Data entries for graphics:
## Start
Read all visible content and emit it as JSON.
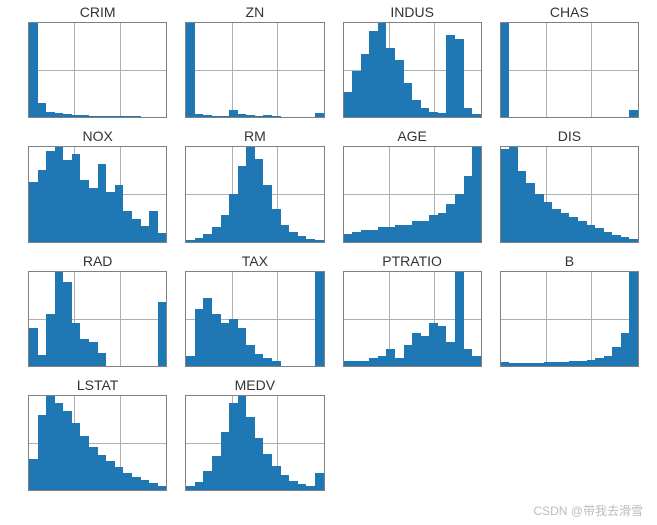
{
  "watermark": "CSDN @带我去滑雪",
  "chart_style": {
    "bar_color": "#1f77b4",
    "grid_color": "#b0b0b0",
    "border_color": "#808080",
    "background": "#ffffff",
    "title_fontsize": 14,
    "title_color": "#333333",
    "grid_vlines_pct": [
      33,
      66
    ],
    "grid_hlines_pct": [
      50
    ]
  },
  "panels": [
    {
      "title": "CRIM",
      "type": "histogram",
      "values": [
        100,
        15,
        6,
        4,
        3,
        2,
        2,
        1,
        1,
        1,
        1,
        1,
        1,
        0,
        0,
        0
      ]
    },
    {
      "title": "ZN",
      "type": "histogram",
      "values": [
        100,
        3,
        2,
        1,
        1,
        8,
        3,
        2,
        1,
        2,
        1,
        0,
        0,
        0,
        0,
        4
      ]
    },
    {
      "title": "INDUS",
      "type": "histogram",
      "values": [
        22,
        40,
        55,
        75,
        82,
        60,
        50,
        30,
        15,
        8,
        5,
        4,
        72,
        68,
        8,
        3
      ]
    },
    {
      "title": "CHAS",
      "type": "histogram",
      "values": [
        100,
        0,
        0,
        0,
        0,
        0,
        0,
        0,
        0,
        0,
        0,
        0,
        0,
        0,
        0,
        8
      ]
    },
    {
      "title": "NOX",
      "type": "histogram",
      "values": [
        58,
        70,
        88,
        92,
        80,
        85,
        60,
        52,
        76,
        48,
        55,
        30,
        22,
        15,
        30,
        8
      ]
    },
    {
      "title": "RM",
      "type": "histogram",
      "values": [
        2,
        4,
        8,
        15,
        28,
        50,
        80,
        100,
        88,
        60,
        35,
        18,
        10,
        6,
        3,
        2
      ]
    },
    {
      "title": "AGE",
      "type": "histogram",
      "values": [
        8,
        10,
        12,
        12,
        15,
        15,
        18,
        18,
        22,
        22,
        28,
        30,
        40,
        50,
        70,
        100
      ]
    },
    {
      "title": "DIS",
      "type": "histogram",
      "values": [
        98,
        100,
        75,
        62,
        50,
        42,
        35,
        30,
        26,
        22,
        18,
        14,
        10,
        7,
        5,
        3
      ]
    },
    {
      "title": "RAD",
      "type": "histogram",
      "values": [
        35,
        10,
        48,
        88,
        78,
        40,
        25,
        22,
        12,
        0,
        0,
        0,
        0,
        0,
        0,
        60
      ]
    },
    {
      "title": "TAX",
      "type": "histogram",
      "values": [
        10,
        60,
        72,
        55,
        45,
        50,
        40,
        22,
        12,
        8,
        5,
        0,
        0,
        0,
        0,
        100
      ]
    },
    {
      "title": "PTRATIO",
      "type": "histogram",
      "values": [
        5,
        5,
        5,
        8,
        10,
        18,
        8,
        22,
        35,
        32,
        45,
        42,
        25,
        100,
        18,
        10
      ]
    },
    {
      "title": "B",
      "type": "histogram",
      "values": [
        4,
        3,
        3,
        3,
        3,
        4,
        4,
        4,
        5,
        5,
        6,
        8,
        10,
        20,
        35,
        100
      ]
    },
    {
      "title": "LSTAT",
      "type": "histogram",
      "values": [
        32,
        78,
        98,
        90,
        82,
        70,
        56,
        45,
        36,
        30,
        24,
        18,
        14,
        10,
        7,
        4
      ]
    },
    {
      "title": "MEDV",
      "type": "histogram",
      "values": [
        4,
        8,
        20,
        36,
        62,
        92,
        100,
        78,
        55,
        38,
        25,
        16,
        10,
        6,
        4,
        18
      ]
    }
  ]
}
## End
**THE TASK:**
Repeat each entry exactly as given; no pictures belong in the copy.

**TASK OUTPUT:**
Read all visible content and emit it as JSON.
{
  "watermark": "CSDN @带我去滑雪",
  "chart_style": {
    "bar_color": "#1f77b4",
    "grid_color": "#b0b0b0",
    "border_color": "#808080",
    "background": "#ffffff",
    "title_fontsize": 14,
    "title_color": "#333333",
    "grid_vlines_pct": [
      33,
      66
    ],
    "grid_hlines_pct": [
      50
    ]
  },
  "panels": [
    {
      "title": "CRIM",
      "type": "histogram",
      "values": [
        100,
        15,
        6,
        4,
        3,
        2,
        2,
        1,
        1,
        1,
        1,
        1,
        1,
        0,
        0,
        0
      ]
    },
    {
      "title": "ZN",
      "type": "histogram",
      "values": [
        100,
        3,
        2,
        1,
        1,
        8,
        3,
        2,
        1,
        2,
        1,
        0,
        0,
        0,
        0,
        4
      ]
    },
    {
      "title": "INDUS",
      "type": "histogram",
      "values": [
        22,
        40,
        55,
        75,
        82,
        60,
        50,
        30,
        15,
        8,
        5,
        4,
        72,
        68,
        8,
        3
      ]
    },
    {
      "title": "CHAS",
      "type": "histogram",
      "values": [
        100,
        0,
        0,
        0,
        0,
        0,
        0,
        0,
        0,
        0,
        0,
        0,
        0,
        0,
        0,
        8
      ]
    },
    {
      "title": "NOX",
      "type": "histogram",
      "values": [
        58,
        70,
        88,
        92,
        80,
        85,
        60,
        52,
        76,
        48,
        55,
        30,
        22,
        15,
        30,
        8
      ]
    },
    {
      "title": "RM",
      "type": "histogram",
      "values": [
        2,
        4,
        8,
        15,
        28,
        50,
        80,
        100,
        88,
        60,
        35,
        18,
        10,
        6,
        3,
        2
      ]
    },
    {
      "title": "AGE",
      "type": "histogram",
      "values": [
        8,
        10,
        12,
        12,
        15,
        15,
        18,
        18,
        22,
        22,
        28,
        30,
        40,
        50,
        70,
        100
      ]
    },
    {
      "title": "DIS",
      "type": "histogram",
      "values": [
        98,
        100,
        75,
        62,
        50,
        42,
        35,
        30,
        26,
        22,
        18,
        14,
        10,
        7,
        5,
        3
      ]
    },
    {
      "title": "RAD",
      "type": "histogram",
      "values": [
        35,
        10,
        48,
        88,
        78,
        40,
        25,
        22,
        12,
        0,
        0,
        0,
        0,
        0,
        0,
        60
      ]
    },
    {
      "title": "TAX",
      "type": "histogram",
      "values": [
        10,
        60,
        72,
        55,
        45,
        50,
        40,
        22,
        12,
        8,
        5,
        0,
        0,
        0,
        0,
        100
      ]
    },
    {
      "title": "PTRATIO",
      "type": "histogram",
      "values": [
        5,
        5,
        5,
        8,
        10,
        18,
        8,
        22,
        35,
        32,
        45,
        42,
        25,
        100,
        18,
        10
      ]
    },
    {
      "title": "B",
      "type": "histogram",
      "values": [
        4,
        3,
        3,
        3,
        3,
        4,
        4,
        4,
        5,
        5,
        6,
        8,
        10,
        20,
        35,
        100
      ]
    },
    {
      "title": "LSTAT",
      "type": "histogram",
      "values": [
        32,
        78,
        98,
        90,
        82,
        70,
        56,
        45,
        36,
        30,
        24,
        18,
        14,
        10,
        7,
        4
      ]
    },
    {
      "title": "MEDV",
      "type": "histogram",
      "values": [
        4,
        8,
        20,
        36,
        62,
        92,
        100,
        78,
        55,
        38,
        25,
        16,
        10,
        6,
        4,
        18
      ]
    }
  ]
}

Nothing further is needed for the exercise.